::: Information provided
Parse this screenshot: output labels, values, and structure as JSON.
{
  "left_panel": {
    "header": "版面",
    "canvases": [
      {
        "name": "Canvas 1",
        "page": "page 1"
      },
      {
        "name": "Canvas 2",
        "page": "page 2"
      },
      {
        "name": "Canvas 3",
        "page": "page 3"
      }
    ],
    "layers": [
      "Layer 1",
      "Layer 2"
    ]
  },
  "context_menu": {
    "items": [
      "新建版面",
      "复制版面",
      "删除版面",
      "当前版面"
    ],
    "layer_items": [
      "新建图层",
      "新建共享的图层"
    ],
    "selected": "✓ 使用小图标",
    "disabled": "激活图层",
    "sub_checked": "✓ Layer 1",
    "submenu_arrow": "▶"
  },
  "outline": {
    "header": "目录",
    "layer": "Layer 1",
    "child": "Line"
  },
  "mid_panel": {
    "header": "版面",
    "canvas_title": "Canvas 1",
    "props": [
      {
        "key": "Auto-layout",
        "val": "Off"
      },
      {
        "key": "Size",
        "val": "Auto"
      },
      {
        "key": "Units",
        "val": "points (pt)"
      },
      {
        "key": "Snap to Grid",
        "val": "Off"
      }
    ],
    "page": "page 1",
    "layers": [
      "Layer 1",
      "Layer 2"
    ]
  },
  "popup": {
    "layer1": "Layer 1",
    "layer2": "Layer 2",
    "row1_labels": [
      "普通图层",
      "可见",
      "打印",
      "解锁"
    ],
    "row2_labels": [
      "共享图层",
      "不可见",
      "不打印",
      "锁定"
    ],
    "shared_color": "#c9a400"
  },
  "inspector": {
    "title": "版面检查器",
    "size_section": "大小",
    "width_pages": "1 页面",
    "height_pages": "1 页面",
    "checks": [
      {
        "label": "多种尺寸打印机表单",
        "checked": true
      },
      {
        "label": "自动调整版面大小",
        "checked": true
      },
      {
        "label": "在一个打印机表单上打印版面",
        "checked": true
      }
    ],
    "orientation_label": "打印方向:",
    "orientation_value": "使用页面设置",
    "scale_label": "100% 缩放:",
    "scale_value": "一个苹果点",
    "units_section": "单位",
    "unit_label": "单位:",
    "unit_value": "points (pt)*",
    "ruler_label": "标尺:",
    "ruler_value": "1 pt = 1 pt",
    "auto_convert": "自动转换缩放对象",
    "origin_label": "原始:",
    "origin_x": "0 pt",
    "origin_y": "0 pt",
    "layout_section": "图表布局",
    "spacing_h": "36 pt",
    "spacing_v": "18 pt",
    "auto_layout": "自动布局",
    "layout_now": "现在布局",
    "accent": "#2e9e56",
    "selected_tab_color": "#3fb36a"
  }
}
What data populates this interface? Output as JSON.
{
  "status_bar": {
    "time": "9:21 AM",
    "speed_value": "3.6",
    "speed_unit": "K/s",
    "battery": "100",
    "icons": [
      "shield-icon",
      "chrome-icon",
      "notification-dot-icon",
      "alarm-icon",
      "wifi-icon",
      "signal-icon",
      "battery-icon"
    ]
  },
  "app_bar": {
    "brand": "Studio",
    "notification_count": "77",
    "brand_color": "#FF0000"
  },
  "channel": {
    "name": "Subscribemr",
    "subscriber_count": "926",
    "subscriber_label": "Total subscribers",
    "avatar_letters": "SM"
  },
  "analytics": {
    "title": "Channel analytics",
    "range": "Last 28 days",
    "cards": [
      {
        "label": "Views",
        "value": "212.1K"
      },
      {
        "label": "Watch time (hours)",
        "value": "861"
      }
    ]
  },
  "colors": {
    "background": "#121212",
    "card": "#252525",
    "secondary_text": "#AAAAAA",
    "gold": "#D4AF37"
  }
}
::::::
**Instructions to follow**:
Copy each record from above exactly, and include every line.

**Final result**:
Parse this screenshot: output labels, values, and structure as JSON.
{
  "left_panel": {
    "header": "版面",
    "canvases": [
      {
        "name": "Canvas 1",
        "page": "page 1"
      },
      {
        "name": "Canvas 2",
        "page": "page 2"
      },
      {
        "name": "Canvas 3",
        "page": "page 3"
      }
    ],
    "layers": [
      "Layer 1",
      "Layer 2"
    ]
  },
  "context_menu": {
    "items": [
      "新建版面",
      "复制版面",
      "删除版面",
      "当前版面"
    ],
    "layer_items": [
      "新建图层",
      "新建共享的图层"
    ],
    "selected": "✓ 使用小图标",
    "disabled": "激活图层",
    "sub_checked": "✓ Layer 1",
    "submenu_arrow": "▶"
  },
  "outline": {
    "header": "目录",
    "layer": "Layer 1",
    "child": "Line"
  },
  "mid_panel": {
    "header": "版面",
    "canvas_title": "Canvas 1",
    "props": [
      {
        "key": "Auto-layout",
        "val": "Off"
      },
      {
        "key": "Size",
        "val": "Auto"
      },
      {
        "key": "Units",
        "val": "points (pt)"
      },
      {
        "key": "Snap to Grid",
        "val": "Off"
      }
    ],
    "page": "page 1",
    "layers": [
      "Layer 1",
      "Layer 2"
    ]
  },
  "popup": {
    "layer1": "Layer 1",
    "layer2": "Layer 2",
    "row1_labels": [
      "普通图层",
      "可见",
      "打印",
      "解锁"
    ],
    "row2_labels": [
      "共享图层",
      "不可见",
      "不打印",
      "锁定"
    ],
    "shared_color": "#c9a400"
  },
  "inspector": {
    "title": "版面检查器",
    "size_section": "大小",
    "width_pages": "1 页面",
    "height_pages": "1 页面",
    "checks": [
      {
        "label": "多种尺寸打印机表单",
        "checked": true
      },
      {
        "label": "自动调整版面大小",
        "checked": true
      },
      {
        "label": "在一个打印机表单上打印版面",
        "checked": true
      }
    ],
    "orientation_label": "打印方向:",
    "orientation_value": "使用页面设置",
    "scale_label": "100% 缩放:",
    "scale_value": "一个苹果点",
    "units_section": "单位",
    "unit_label": "单位:",
    "unit_value": "points (pt)*",
    "ruler_label": "标尺:",
    "ruler_value": "1 pt = 1 pt",
    "auto_convert": "自动转换缩放对象",
    "origin_label": "原始:",
    "origin_x": "0 pt",
    "origin_y": "0 pt",
    "layout_section": "图表布局",
    "spacing_h": "36 pt",
    "spacing_v": "18 pt",
    "auto_layout": "自动布局",
    "layout_now": "现在布局",
    "accent": "#2e9e56",
    "selected_tab_color": "#3fb36a"
  }
}
What data populates this interface? Output as JSON.
{
  "status_bar": {
    "time": "9:21 AM",
    "speed_value": "3.6",
    "speed_unit": "K/s",
    "battery": "100",
    "icons": [
      "shield-icon",
      "chrome-icon",
      "notification-dot-icon",
      "alarm-icon",
      "wifi-icon",
      "signal-icon",
      "battery-icon"
    ]
  },
  "app_bar": {
    "brand": "Studio",
    "notification_count": "77",
    "brand_color": "#FF0000"
  },
  "channel": {
    "name": "Subscribemr",
    "subscriber_count": "926",
    "subscriber_label": "Total subscribers",
    "avatar_letters": "SM"
  },
  "analytics": {
    "title": "Channel analytics",
    "range": "Last 28 days",
    "cards": [
      {
        "label": "Views",
        "value": "212.1K"
      },
      {
        "label": "Watch time (hours)",
        "value": "861"
      }
    ]
  },
  "colors": {
    "background": "#121212",
    "card": "#252525",
    "secondary_text": "#AAAAAA",
    "gold": "#D4AF37"
  }
}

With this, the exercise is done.